## THE REQUEST
Please change "logo-letter" to "brand-letter" in the records, beginning at the line that has "value-label-2012: 88: [691, 362, 706, 376]" and stopping after the line that has "x-tick-label: 2007: [431, 457, 459, 470]". Give back only those lines, with everything else left as it is.

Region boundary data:
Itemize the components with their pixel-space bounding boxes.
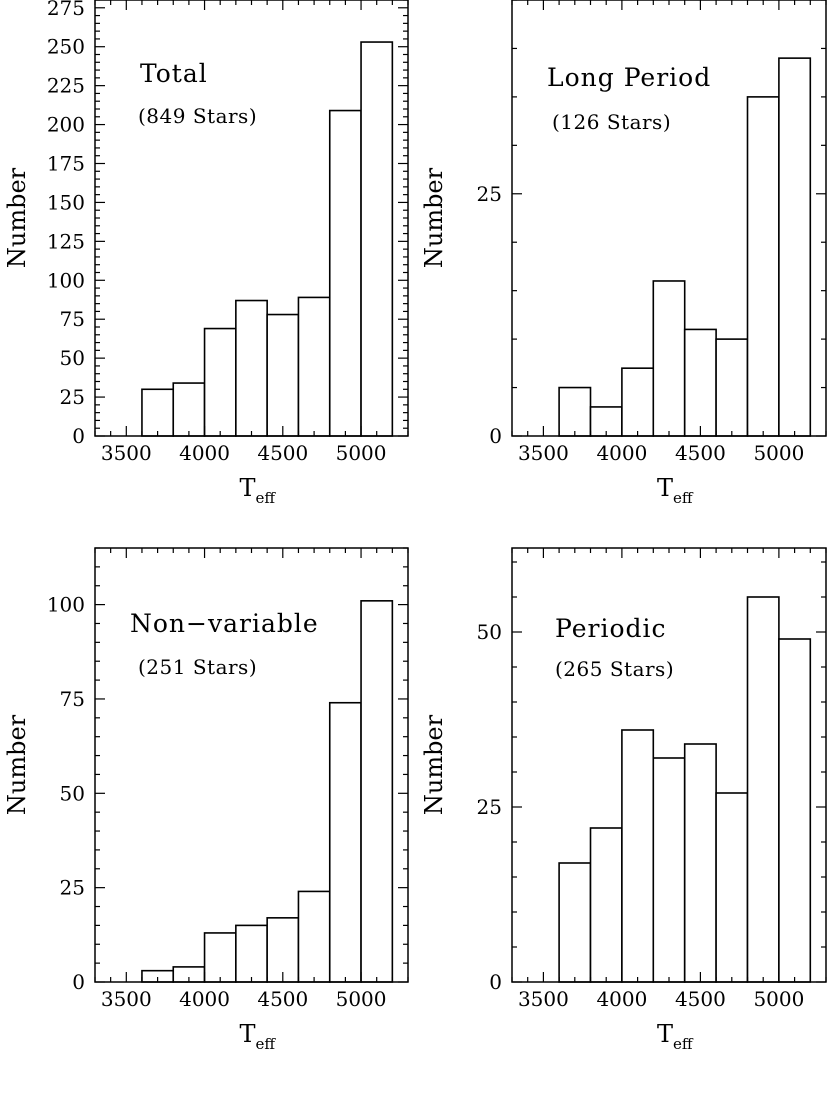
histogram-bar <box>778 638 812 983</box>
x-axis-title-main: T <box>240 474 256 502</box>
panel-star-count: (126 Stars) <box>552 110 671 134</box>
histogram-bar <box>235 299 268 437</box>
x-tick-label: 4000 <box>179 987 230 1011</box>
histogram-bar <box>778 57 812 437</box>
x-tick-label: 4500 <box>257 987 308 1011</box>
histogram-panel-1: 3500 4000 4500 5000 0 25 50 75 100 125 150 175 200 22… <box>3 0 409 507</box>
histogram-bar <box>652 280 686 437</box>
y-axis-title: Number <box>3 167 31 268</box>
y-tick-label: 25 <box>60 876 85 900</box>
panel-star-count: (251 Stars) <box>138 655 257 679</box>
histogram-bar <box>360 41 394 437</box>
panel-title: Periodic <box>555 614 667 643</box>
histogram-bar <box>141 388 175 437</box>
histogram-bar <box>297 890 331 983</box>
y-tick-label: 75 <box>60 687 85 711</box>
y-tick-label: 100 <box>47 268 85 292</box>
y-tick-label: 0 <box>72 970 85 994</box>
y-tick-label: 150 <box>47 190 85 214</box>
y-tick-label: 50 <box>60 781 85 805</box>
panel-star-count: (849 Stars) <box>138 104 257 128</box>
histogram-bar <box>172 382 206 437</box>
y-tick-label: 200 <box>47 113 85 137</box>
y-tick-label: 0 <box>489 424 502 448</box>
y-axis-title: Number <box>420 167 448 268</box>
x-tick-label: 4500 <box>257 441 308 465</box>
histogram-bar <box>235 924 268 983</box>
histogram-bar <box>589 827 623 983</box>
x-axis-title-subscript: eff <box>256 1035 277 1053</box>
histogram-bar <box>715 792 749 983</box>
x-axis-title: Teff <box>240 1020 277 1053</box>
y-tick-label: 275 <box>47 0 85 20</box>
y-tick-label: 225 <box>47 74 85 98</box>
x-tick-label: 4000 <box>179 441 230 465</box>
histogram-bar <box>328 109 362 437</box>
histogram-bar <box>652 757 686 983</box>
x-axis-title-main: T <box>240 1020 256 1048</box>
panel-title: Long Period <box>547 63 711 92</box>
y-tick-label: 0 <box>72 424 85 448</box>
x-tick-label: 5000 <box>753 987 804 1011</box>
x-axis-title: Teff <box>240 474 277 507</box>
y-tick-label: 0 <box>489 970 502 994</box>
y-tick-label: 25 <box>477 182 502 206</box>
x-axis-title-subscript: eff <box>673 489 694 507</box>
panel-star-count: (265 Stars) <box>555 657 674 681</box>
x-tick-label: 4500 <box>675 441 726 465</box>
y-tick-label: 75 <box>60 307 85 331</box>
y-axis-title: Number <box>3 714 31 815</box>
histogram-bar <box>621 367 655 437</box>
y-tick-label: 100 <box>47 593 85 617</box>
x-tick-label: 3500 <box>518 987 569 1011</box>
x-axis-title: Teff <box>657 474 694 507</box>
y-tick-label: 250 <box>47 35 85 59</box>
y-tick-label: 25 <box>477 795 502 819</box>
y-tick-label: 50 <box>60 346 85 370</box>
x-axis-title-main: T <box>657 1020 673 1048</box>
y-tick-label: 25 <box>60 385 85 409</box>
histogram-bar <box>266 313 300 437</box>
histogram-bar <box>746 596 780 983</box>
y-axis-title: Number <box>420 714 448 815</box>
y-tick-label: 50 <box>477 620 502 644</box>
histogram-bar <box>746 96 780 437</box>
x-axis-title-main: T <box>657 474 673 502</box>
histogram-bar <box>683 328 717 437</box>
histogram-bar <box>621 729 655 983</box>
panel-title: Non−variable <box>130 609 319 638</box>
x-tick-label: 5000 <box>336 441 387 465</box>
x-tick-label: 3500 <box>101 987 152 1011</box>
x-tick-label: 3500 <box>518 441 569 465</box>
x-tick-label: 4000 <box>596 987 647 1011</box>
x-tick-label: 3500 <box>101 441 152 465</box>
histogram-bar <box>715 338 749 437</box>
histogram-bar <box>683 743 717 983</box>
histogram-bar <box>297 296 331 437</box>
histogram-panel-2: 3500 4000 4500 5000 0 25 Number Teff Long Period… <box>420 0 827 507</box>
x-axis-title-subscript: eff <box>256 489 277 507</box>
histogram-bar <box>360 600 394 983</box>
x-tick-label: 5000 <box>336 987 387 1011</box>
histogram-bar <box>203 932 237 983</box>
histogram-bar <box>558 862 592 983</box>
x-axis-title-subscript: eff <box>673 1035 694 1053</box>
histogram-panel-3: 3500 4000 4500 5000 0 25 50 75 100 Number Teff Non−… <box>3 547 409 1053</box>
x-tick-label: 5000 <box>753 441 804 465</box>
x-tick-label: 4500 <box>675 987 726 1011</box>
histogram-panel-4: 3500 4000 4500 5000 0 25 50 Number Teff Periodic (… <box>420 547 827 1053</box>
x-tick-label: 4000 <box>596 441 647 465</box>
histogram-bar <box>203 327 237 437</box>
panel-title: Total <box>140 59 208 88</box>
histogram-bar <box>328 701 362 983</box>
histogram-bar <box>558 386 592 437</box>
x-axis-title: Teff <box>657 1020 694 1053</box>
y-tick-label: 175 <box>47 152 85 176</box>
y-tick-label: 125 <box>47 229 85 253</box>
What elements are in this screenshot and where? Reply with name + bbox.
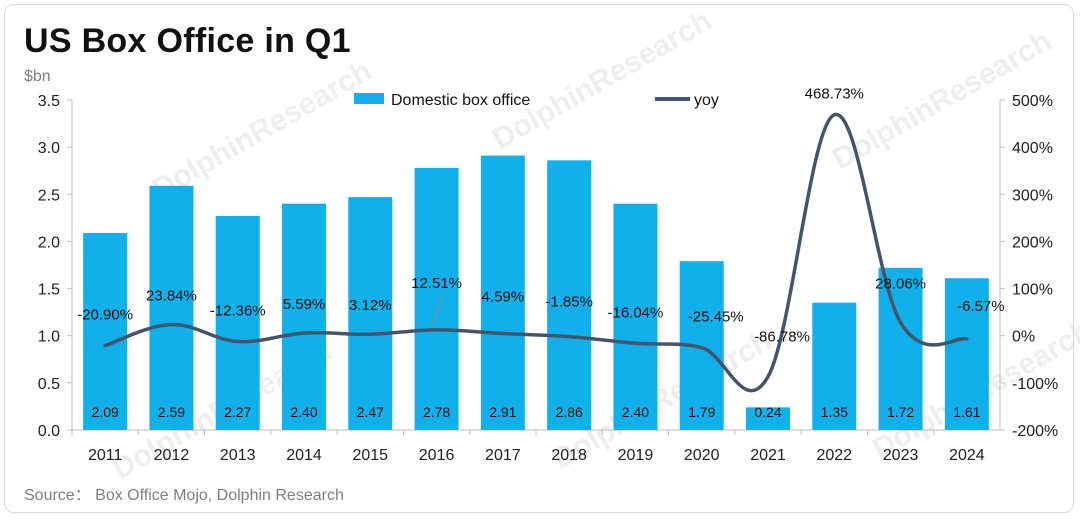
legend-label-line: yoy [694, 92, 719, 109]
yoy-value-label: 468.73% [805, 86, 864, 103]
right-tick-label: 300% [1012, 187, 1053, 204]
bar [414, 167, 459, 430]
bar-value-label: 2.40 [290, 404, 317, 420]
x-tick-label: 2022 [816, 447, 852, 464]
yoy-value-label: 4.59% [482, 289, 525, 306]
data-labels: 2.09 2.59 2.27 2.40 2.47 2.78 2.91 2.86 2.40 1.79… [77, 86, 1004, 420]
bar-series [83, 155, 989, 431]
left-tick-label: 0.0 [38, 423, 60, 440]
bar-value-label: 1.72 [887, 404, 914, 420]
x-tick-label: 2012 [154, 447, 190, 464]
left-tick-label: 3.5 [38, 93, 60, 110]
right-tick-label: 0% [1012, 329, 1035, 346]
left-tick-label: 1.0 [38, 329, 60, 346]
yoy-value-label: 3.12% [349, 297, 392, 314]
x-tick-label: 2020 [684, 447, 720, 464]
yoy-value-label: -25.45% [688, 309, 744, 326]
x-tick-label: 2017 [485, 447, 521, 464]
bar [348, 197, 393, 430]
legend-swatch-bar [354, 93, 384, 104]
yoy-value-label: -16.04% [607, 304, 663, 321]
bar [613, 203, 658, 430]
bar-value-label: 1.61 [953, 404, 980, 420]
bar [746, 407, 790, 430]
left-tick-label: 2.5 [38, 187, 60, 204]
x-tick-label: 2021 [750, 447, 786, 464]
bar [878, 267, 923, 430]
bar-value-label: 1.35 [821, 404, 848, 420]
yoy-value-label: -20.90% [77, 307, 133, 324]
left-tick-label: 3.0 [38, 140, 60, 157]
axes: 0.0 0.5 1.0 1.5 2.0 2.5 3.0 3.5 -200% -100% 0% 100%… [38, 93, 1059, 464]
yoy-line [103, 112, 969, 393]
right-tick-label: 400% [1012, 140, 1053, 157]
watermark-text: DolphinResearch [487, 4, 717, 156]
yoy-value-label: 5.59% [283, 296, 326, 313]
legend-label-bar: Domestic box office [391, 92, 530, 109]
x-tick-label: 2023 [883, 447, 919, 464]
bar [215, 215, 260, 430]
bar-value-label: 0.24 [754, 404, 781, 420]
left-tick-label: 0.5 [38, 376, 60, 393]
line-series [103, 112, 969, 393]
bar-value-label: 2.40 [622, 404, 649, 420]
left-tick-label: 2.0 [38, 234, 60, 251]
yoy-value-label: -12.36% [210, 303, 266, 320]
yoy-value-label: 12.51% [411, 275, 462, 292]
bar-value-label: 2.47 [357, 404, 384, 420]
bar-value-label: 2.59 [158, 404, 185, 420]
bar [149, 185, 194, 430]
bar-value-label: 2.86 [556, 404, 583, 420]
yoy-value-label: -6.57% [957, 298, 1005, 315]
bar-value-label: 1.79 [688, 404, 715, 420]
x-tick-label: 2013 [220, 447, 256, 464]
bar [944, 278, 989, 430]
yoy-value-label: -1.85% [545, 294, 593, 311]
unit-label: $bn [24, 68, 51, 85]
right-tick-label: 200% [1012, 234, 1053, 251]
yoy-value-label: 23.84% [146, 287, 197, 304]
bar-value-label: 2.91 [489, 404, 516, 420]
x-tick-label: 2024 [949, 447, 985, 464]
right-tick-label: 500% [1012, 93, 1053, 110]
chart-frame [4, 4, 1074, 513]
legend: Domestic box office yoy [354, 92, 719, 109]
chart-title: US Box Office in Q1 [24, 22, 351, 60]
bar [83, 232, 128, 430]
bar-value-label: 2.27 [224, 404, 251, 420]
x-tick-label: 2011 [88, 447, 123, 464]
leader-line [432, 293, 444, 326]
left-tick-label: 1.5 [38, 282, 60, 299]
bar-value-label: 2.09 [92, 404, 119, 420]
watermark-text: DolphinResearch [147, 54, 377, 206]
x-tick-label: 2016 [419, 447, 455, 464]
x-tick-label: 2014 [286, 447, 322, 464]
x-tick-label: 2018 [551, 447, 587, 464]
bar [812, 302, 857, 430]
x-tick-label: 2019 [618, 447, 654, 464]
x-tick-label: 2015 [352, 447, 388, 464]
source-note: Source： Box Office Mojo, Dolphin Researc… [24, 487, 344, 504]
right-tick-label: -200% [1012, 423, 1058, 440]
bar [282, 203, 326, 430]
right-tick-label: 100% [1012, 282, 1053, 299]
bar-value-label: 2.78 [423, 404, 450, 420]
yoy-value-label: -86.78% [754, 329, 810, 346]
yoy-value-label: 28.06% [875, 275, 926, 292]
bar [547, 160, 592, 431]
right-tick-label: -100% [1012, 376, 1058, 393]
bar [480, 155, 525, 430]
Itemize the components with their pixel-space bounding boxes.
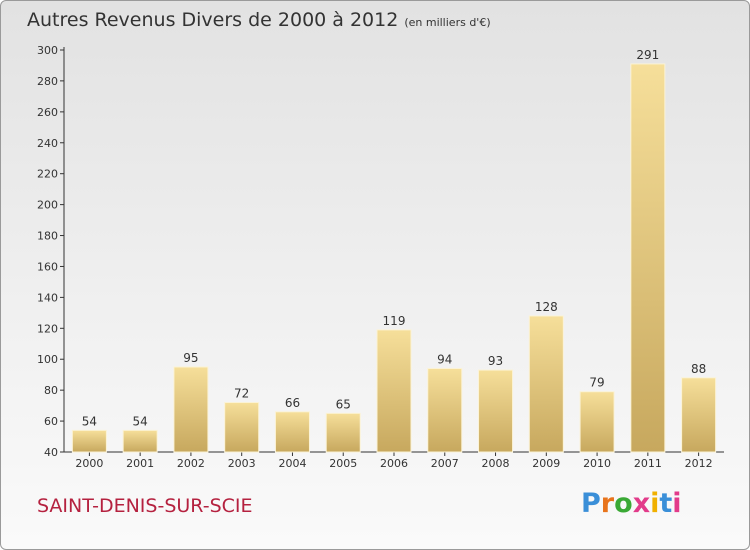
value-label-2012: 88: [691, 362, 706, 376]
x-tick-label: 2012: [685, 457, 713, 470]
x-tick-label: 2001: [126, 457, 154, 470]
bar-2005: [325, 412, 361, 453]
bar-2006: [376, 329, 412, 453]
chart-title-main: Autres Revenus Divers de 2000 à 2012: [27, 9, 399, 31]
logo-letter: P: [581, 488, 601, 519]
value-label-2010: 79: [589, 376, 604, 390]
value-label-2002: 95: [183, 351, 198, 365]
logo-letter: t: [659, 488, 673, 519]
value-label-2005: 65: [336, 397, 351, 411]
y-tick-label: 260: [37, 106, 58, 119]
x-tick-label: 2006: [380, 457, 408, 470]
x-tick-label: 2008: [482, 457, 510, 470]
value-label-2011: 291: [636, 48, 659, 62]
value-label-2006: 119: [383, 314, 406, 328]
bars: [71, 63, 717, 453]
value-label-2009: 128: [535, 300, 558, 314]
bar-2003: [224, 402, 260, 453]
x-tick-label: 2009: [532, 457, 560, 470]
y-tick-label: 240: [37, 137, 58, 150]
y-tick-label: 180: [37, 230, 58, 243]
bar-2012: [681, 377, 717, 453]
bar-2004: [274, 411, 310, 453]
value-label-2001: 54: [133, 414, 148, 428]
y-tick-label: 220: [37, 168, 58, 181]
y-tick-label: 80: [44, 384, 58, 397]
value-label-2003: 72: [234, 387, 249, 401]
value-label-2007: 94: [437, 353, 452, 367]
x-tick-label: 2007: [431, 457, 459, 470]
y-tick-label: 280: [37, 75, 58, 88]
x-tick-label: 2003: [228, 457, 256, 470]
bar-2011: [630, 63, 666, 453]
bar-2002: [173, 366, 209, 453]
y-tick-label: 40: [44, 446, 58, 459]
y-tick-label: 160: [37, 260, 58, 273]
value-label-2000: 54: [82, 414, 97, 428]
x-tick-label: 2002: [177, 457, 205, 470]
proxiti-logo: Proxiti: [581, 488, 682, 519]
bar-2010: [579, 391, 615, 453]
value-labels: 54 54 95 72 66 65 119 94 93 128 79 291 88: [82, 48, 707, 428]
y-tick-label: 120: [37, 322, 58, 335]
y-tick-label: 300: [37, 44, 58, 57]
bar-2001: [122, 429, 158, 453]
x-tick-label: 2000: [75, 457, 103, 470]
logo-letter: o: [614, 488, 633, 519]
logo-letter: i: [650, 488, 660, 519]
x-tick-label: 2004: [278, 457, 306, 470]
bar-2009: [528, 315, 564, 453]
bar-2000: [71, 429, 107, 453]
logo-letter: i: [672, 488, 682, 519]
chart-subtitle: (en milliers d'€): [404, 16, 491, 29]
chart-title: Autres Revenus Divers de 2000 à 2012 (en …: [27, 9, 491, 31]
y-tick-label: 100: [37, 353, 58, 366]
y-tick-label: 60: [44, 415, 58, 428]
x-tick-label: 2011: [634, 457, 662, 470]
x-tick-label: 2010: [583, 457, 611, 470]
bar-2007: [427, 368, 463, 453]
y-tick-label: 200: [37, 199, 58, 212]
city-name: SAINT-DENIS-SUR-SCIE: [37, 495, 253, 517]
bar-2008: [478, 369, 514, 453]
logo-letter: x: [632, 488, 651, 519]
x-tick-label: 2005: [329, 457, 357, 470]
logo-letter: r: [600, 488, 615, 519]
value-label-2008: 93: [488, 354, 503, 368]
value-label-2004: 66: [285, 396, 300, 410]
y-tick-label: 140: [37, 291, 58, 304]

## COMPLETED EXERCISE
value-label-2012: 88: [691, 362, 706, 376]
x-tick-label: 2012: [685, 457, 713, 470]
x-tick-label: 2001: [126, 457, 154, 470]
bar-2005: [325, 412, 361, 453]
bar-2006: [376, 329, 412, 453]
chart-title-main: Autres Revenus Divers de 2000 à 2012: [27, 9, 399, 31]
brand-letter: P: [581, 488, 601, 519]
value-label-2010: 79: [589, 376, 604, 390]
value-label-2002: 95: [183, 351, 198, 365]
brand-letter: t: [659, 488, 673, 519]
value-label-2005: 65: [336, 397, 351, 411]
y-tick-label: 260: [37, 106, 58, 119]
x-tick-label: 2006: [380, 457, 408, 470]
x-tick-label: 2008: [482, 457, 510, 470]
value-label-2011: 291: [636, 48, 659, 62]
value-label-2006: 119: [383, 314, 406, 328]
bars: [71, 63, 717, 453]
value-label-2009: 128: [535, 300, 558, 314]
bar-2003: [224, 402, 260, 453]
x-tick-label: 2009: [532, 457, 560, 470]
y-tick-label: 240: [37, 137, 58, 150]
y-tick-label: 180: [37, 230, 58, 243]
bar-2012: [681, 377, 717, 453]
bar-2004: [274, 411, 310, 453]
value-label-2001: 54: [133, 414, 148, 428]
y-tick-label: 220: [37, 168, 58, 181]
y-tick-label: 80: [44, 384, 58, 397]
value-label-2003: 72: [234, 387, 249, 401]
value-label-2007: 94: [437, 353, 452, 367]
x-tick-label: 2007: [431, 457, 459, 470]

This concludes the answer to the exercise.